Transcribe all of the data exactly. Omit the pictures.

● **Figure contents as structured data**:
—————

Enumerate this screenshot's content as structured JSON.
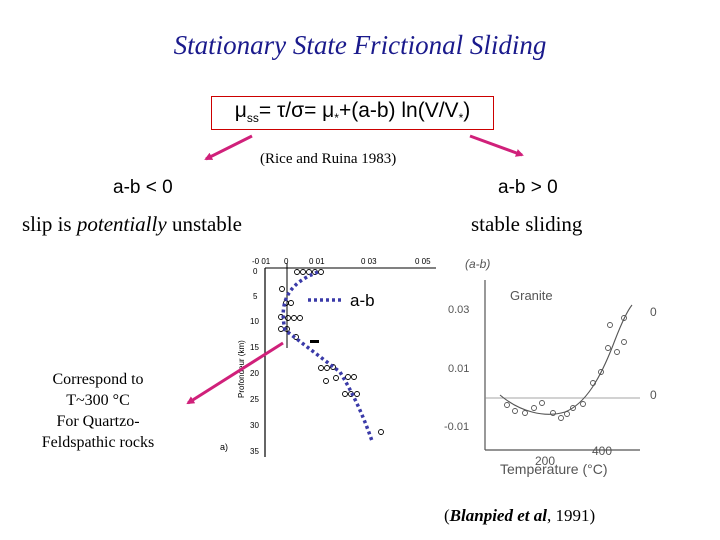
{
  "title": "Stationary State Frictional Sliding",
  "equation": {
    "mu": "μ",
    "ss_sub": "ss",
    "eq_part1": "= τ/σ= μ",
    "star_sub": "*",
    "eq_part2": "+(a-b) ln(V/V",
    "eq_part3": ")"
  },
  "citation_rice": "(Rice and Ruina 1983)",
  "left_branch": {
    "condition": "a-b < 0",
    "statement_prefix": "slip is ",
    "statement_italic": "potentially",
    "statement_suffix": " unstable"
  },
  "right_branch": {
    "condition": "a-b > 0",
    "statement": "stable sliding"
  },
  "depth_plot": {
    "top_ticks": [
      "-0 01",
      "0",
      "0 01",
      "0 03",
      "0 05"
    ],
    "depth_ticks": [
      "0",
      "5",
      "10",
      "15",
      "20",
      "25",
      "30",
      "35"
    ],
    "axis_label": "Profondeur (km)",
    "legend_label": "a-b",
    "panel_label": "a)"
  },
  "temp_plot": {
    "ylabel": "(a-b)",
    "rock": "Granite",
    "y_ticks": [
      "0.03",
      "0.01",
      "-0.01"
    ],
    "right_ticks": [
      "0",
      "0"
    ],
    "x_ticks": [
      "200",
      "400"
    ],
    "xlabel": "Temperature (°C)"
  },
  "note": {
    "line1": "Correspond to",
    "line2": "T~300 °C",
    "line3": "For Quartzo-",
    "line4": "Feldspathic rocks"
  },
  "citation_blanpied_open": "(",
  "citation_blanpied_author": "Blanpied et al",
  "citation_blanpied_year": ", 1991)",
  "colors": {
    "title": "#1a1a8c",
    "arrows": "#d0207a",
    "box_border": "#cc0000",
    "dotted_line": "#3a3aa8"
  }
}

—————

● **Response**:
Enumerate this screenshot's content as structured JSON.
{
  "title": "Stationary State Frictional Sliding",
  "equation": {
    "mu": "μ",
    "ss_sub": "ss",
    "eq_part1": "= τ/σ= μ",
    "star_sub": "*",
    "eq_part2": "+(a-b) ln(V/V",
    "eq_part3": ")"
  },
  "citation_rice": "(Rice and Ruina 1983)",
  "left_branch": {
    "condition": "a-b < 0",
    "statement_prefix": "slip is ",
    "statement_italic": "potentially",
    "statement_suffix": " unstable"
  },
  "right_branch": {
    "condition": "a-b > 0",
    "statement": "stable sliding"
  },
  "depth_plot": {
    "top_ticks": [
      "-0 01",
      "0",
      "0 01",
      "0 03",
      "0 05"
    ],
    "depth_ticks": [
      "0",
      "5",
      "10",
      "15",
      "20",
      "25",
      "30",
      "35"
    ],
    "axis_label": "Profondeur (km)",
    "legend_label": "a-b",
    "panel_label": "a)"
  },
  "temp_plot": {
    "ylabel": "(a-b)",
    "rock": "Granite",
    "y_ticks": [
      "0.03",
      "0.01",
      "-0.01"
    ],
    "right_ticks": [
      "0",
      "0"
    ],
    "x_ticks": [
      "200",
      "400"
    ],
    "xlabel": "Temperature (°C)"
  },
  "note": {
    "line1": "Correspond to",
    "line2": "T~300 °C",
    "line3": "For Quartzo-",
    "line4": "Feldspathic rocks"
  },
  "citation_blanpied_open": "(",
  "citation_blanpied_author": "Blanpied et al",
  "citation_blanpied_year": ", 1991)",
  "colors": {
    "title": "#1a1a8c",
    "arrows": "#d0207a",
    "box_border": "#cc0000",
    "dotted_line": "#3a3aa8"
  }
}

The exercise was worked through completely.